Task to carry out
Exact reproduction is required for all entries.

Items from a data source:
+---+

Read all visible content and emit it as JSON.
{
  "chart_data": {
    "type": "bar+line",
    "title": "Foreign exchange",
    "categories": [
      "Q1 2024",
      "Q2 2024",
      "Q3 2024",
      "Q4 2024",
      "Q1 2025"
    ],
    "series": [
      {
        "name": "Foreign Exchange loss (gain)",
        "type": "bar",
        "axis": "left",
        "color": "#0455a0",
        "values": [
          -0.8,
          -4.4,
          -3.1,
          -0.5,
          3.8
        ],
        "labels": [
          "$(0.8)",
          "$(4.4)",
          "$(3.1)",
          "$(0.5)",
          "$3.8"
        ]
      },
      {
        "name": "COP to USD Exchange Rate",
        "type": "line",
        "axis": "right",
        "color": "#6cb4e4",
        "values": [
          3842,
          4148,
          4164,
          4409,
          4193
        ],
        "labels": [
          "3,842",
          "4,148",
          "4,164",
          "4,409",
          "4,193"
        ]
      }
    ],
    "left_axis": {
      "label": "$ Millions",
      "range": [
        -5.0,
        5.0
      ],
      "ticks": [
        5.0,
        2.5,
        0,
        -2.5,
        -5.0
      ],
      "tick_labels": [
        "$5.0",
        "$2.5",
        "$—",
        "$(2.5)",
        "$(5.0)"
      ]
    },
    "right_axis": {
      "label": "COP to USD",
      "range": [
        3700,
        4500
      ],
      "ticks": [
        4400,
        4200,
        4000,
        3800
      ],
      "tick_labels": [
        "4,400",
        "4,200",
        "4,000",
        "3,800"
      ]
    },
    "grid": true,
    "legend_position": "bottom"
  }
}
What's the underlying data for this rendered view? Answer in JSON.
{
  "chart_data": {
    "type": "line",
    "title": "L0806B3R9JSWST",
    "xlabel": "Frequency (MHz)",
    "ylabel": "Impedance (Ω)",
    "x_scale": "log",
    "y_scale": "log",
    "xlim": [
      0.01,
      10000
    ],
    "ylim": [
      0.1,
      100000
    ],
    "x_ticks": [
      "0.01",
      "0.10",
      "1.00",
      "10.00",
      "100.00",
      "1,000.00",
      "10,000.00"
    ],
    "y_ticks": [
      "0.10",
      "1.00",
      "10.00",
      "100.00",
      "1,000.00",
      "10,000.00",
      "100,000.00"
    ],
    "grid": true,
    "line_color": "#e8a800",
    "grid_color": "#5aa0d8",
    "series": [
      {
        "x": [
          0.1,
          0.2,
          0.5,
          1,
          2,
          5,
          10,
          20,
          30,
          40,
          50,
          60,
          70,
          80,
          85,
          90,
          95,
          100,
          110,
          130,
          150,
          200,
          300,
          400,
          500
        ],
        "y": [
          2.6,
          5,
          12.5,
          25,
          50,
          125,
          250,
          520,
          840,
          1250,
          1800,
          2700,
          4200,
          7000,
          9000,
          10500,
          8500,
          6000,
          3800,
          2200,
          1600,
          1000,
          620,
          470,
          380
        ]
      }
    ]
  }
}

+---+

Output for this exercise
Read all visible content and emit it as JSON.
{
  "chart_data": {
    "type": "bar+line",
    "title": "Foreign exchange",
    "categories": [
      "Q1 2024",
      "Q2 2024",
      "Q3 2024",
      "Q4 2024",
      "Q1 2025"
    ],
    "series": [
      {
        "name": "Foreign Exchange loss (gain)",
        "type": "bar",
        "axis": "left",
        "color": "#0455a0",
        "values": [
          -0.8,
          -4.4,
          -3.1,
          -0.5,
          3.8
        ],
        "labels": [
          "$(0.8)",
          "$(4.4)",
          "$(3.1)",
          "$(0.5)",
          "$3.8"
        ]
      },
      {
        "name": "COP to USD Exchange Rate",
        "type": "line",
        "axis": "right",
        "color": "#6cb4e4",
        "values": [
          3842,
          4148,
          4164,
          4409,
          4193
        ],
        "labels": [
          "3,842",
          "4,148",
          "4,164",
          "4,409",
          "4,193"
        ]
      }
    ],
    "left_axis": {
      "label": "$ Millions",
      "range": [
        -5.0,
        5.0
      ],
      "ticks": [
        5.0,
        2.5,
        0,
        -2.5,
        -5.0
      ],
      "tick_labels": [
        "$5.0",
        "$2.5",
        "$—",
        "$(2.5)",
        "$(5.0)"
      ]
    },
    "right_axis": {
      "label": "COP to USD",
      "range": [
        3700,
        4500
      ],
      "ticks": [
        4400,
        4200,
        4000,
        3800
      ],
      "tick_labels": [
        "4,400",
        "4,200",
        "4,000",
        "3,800"
      ]
    },
    "grid": true,
    "legend_position": "bottom"
  }
}
What's the underlying data for this rendered view? Answer in JSON.
{
  "chart_data": {
    "type": "line",
    "title": "L0806B3R9JSWST",
    "xlabel": "Frequency (MHz)",
    "ylabel": "Impedance (Ω)",
    "x_scale": "log",
    "y_scale": "log",
    "xlim": [
      0.01,
      10000
    ],
    "ylim": [
      0.1,
      100000
    ],
    "x_ticks": [
      "0.01",
      "0.10",
      "1.00",
      "10.00",
      "100.00",
      "1,000.00",
      "10,000.00"
    ],
    "y_ticks": [
      "0.10",
      "1.00",
      "10.00",
      "100.00",
      "1,000.00",
      "10,000.00",
      "100,000.00"
    ],
    "grid": true,
    "line_color": "#e8a800",
    "grid_color": "#5aa0d8",
    "series": [
      {
        "x": [
          0.1,
          0.2,
          0.5,
          1,
          2,
          5,
          10,
          20,
          30,
          40,
          50,
          60,
          70,
          80,
          85,
          90,
          95,
          100,
          110,
          130,
          150,
          200,
          300,
          400,
          500
        ],
        "y": [
          2.6,
          5,
          12.5,
          25,
          50,
          125,
          250,
          520,
          840,
          1250,
          1800,
          2700,
          4200,
          7000,
          9000,
          10500,
          8500,
          6000,
          3800,
          2200,
          1600,
          1000,
          620,
          470,
          380
        ]
      }
    ]
  }
}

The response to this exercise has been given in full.